[Dataset records]
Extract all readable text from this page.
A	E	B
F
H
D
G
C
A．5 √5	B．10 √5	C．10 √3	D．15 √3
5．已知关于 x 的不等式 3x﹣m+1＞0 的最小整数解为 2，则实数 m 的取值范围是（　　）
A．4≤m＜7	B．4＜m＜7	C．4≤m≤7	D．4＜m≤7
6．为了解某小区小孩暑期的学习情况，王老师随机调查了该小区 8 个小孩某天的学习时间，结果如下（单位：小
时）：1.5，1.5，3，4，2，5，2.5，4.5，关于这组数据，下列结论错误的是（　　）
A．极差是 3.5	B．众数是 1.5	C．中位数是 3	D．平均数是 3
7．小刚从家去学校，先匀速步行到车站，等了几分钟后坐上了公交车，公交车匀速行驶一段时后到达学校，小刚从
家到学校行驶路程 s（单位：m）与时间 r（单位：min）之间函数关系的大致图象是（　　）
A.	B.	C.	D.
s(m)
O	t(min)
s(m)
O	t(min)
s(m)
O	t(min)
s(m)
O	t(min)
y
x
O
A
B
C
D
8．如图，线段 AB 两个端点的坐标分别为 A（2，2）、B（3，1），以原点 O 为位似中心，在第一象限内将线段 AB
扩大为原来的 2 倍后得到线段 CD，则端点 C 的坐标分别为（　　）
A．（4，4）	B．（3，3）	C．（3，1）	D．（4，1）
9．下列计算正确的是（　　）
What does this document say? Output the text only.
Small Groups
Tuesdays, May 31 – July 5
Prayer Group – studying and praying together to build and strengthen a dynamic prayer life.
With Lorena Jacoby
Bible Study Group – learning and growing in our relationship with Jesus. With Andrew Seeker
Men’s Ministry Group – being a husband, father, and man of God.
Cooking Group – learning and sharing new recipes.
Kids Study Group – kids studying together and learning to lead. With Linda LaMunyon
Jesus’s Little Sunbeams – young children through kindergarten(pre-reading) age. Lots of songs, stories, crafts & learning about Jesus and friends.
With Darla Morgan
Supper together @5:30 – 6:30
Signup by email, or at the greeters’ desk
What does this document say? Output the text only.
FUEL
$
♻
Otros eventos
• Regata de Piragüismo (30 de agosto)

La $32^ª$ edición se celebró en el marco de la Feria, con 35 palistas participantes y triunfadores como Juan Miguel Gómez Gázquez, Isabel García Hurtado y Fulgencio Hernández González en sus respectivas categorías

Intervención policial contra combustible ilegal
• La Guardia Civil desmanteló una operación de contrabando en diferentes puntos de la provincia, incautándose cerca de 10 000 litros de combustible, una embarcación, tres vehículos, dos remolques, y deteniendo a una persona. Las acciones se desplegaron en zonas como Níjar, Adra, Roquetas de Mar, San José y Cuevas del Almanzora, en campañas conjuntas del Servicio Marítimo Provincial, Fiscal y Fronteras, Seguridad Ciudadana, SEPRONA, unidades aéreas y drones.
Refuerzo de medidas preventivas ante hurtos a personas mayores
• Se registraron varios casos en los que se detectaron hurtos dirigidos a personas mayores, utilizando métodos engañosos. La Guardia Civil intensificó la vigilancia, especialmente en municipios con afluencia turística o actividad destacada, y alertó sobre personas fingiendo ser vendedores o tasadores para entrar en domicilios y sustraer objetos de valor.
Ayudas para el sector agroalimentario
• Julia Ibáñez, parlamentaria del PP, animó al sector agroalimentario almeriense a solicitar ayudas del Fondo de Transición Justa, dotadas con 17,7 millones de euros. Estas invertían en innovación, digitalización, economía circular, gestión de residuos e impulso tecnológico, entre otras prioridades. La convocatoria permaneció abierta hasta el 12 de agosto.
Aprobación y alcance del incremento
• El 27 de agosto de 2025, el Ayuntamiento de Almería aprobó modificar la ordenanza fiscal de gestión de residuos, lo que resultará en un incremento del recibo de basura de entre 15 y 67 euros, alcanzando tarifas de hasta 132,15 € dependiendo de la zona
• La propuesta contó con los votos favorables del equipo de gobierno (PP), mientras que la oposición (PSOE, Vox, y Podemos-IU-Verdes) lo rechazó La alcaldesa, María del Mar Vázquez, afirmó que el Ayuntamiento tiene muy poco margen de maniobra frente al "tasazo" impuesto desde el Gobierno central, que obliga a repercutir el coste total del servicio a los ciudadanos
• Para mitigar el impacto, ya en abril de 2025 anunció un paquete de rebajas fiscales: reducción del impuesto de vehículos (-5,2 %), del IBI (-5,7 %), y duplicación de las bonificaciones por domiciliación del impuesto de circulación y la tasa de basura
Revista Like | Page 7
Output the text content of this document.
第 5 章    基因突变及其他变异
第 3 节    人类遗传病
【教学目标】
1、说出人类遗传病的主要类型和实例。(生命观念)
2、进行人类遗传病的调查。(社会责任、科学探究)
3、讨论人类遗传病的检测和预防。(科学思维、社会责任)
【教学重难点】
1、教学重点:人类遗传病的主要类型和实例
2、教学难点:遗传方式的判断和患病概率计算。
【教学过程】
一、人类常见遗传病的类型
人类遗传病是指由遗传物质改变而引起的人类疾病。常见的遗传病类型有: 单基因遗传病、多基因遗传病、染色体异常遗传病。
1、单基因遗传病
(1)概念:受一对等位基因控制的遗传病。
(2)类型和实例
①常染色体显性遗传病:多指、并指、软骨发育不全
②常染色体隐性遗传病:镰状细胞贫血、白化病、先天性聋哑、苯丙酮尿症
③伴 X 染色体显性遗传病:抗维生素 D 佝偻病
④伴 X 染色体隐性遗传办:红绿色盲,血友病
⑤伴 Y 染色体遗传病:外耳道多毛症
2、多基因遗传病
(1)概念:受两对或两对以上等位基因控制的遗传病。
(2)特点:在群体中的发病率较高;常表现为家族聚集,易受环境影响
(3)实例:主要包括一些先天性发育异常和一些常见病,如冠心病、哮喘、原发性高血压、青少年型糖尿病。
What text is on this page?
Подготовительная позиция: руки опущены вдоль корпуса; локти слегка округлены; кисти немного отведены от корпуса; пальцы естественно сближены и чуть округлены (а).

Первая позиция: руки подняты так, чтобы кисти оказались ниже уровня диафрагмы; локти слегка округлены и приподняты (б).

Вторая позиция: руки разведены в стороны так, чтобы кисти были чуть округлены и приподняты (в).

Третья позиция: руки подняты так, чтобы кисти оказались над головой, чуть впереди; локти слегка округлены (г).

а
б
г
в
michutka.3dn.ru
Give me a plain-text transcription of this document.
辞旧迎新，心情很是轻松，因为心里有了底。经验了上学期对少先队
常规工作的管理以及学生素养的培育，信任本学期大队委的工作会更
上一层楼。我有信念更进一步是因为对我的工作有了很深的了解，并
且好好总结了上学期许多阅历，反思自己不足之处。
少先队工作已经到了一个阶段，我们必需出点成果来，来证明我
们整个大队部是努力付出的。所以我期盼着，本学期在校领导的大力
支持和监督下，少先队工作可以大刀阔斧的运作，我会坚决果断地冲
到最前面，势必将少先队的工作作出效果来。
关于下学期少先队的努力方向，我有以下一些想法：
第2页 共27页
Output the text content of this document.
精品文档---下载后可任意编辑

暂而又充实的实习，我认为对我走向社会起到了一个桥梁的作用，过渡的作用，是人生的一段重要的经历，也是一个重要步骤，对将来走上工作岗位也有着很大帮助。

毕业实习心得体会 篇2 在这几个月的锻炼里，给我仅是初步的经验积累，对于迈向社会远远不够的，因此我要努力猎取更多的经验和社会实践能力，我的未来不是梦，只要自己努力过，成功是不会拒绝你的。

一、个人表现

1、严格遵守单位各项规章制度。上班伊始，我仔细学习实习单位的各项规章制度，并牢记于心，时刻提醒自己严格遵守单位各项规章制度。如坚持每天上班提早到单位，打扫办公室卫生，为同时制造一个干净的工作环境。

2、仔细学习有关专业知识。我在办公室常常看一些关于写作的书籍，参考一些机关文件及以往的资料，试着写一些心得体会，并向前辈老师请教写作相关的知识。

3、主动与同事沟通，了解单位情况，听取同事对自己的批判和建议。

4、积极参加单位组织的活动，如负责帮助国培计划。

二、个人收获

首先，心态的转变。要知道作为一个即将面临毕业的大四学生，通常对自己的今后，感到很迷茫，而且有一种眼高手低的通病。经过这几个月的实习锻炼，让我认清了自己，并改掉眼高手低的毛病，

[Directions for this task] All lines that include "sector" are to be gathered and copied.

[Output for this exercise]
Ayudas para el sector agroalimentario
• Julia Ibáñez, parlamentaria del PP, animó al sector agroalimentario almeriense a solicitar ayudas del Fondo de Transición Justa, dotadas con 17,7 millones de euros. Estas invertían en innovación, digitalización, economía circular, gestión de residuos e impulso tecnológico, entre otras prioridades. La convocatoria permaneció abierta hasta el 12 de agosto.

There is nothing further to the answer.